Dataset items:
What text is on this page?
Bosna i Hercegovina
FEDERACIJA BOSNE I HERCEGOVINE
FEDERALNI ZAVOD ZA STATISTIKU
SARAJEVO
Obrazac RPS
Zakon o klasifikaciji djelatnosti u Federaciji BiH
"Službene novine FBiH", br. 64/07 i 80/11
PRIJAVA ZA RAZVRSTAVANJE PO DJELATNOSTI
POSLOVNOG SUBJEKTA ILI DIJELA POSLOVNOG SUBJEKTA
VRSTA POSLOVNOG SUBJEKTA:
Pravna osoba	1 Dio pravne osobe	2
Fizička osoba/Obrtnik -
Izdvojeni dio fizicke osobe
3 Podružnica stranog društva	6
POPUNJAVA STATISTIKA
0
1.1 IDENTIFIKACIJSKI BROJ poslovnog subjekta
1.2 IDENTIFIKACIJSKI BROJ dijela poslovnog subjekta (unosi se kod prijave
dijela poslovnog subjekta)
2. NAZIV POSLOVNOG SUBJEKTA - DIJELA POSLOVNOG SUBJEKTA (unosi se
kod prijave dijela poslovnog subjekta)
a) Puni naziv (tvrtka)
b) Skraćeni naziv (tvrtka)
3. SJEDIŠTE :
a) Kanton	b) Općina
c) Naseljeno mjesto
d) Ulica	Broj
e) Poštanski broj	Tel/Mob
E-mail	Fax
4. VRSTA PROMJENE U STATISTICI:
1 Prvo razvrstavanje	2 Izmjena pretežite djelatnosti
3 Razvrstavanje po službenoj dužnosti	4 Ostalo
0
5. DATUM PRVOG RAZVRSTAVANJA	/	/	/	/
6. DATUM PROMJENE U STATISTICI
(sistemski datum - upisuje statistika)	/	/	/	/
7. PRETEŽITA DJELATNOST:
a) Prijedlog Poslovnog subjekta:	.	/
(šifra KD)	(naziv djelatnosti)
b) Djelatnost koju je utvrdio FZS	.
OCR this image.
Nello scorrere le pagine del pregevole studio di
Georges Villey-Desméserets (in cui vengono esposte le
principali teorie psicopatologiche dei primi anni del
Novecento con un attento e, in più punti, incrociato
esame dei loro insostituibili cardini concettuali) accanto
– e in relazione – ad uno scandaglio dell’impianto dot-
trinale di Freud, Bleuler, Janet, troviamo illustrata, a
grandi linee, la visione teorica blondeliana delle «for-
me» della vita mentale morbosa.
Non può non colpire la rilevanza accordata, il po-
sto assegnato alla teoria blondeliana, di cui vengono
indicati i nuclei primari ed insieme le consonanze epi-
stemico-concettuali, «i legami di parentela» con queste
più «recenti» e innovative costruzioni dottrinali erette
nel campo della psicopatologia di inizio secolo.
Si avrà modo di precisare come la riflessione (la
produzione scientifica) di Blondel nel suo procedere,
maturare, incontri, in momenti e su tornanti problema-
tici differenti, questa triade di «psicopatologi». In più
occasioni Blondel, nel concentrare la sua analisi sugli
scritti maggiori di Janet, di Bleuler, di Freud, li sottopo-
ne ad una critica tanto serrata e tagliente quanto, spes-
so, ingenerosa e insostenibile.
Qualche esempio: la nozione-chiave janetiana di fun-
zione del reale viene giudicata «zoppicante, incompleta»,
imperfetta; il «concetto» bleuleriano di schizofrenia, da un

STATED PROBLEM: Write out all the records above again, exactly as they stand.

TASK RESULT:
What text is on this page?
Bosna i Hercegovina
FEDERACIJA BOSNE I HERCEGOVINE
FEDERALNI ZAVOD ZA STATISTIKU
SARAJEVO
Obrazac RPS
Zakon o klasifikaciji djelatnosti u Federaciji BiH
"Službene novine FBiH", br. 64/07 i 80/11
PRIJAVA ZA RAZVRSTAVANJE PO DJELATNOSTI
POSLOVNOG SUBJEKTA ILI DIJELA POSLOVNOG SUBJEKTA
VRSTA POSLOVNOG SUBJEKTA:
Pravna osoba	1 Dio pravne osobe	2
Fizička osoba/Obrtnik -
Izdvojeni dio fizicke osobe
3 Podružnica stranog društva	6
POPUNJAVA STATISTIKA
0
1.1 IDENTIFIKACIJSKI BROJ poslovnog subjekta
1.2 IDENTIFIKACIJSKI BROJ dijela poslovnog subjekta (unosi se kod prijave
dijela poslovnog subjekta)
2. NAZIV POSLOVNOG SUBJEKTA - DIJELA POSLOVNOG SUBJEKTA (unosi se
kod prijave dijela poslovnog subjekta)
a) Puni naziv (tvrtka)
b) Skraćeni naziv (tvrtka)
3. SJEDIŠTE :
a) Kanton	b) Općina
c) Naseljeno mjesto
d) Ulica	Broj
e) Poštanski broj	Tel/Mob
E-mail	Fax
4. VRSTA PROMJENE U STATISTICI:
1 Prvo razvrstavanje	2 Izmjena pretežite djelatnosti
3 Razvrstavanje po službenoj dužnosti	4 Ostalo
0
5. DATUM PRVOG RAZVRSTAVANJA	/	/	/	/
6. DATUM PROMJENE U STATISTICI
(sistemski datum - upisuje statistika)	/	/	/	/
7. PRETEŽITA DJELATNOST:
a) Prijedlog Poslovnog subjekta:	.	/
(šifra KD)	(naziv djelatnosti)
b) Djelatnost koju je utvrdio FZS	.
OCR this image.
Nello scorrere le pagine del pregevole studio di
Georges Villey-Desméserets (in cui vengono esposte le
principali teorie psicopatologiche dei primi anni del
Novecento con un attento e, in più punti, incrociato
esame dei loro insostituibili cardini concettuali) accanto
– e in relazione – ad uno scandaglio dell’impianto dot-
trinale di Freud, Bleuler, Janet, troviamo illustrata, a
grandi linee, la visione teorica blondeliana delle «for-
me» della vita mentale morbosa.
Non può non colpire la rilevanza accordata, il po-
sto assegnato alla teoria blondeliana, di cui vengono
indicati i nuclei primari ed insieme le consonanze epi-
stemico-concettuali, «i legami di parentela» con queste
più «recenti» e innovative costruzioni dottrinali erette
nel campo della psicopatologia di inizio secolo.
Si avrà modo di precisare come la riflessione (la
produzione scientifica) di Blondel nel suo procedere,
maturare, incontri, in momenti e su tornanti problema-
tici differenti, questa triade di «psicopatologi». In più
occasioni Blondel, nel concentrare la sua analisi sugli
scritti maggiori di Janet, di Bleuler, di Freud, li sottopo-
ne ad una critica tanto serrata e tagliente quanto, spes-
so, ingenerosa e insostenibile.
Qualche esempio: la nozione-chiave janetiana di fun-
zione del reale viene giudicata «zoppicante, incompleta»,
imperfetta; il «concetto» bleuleriano di schizofrenia, da un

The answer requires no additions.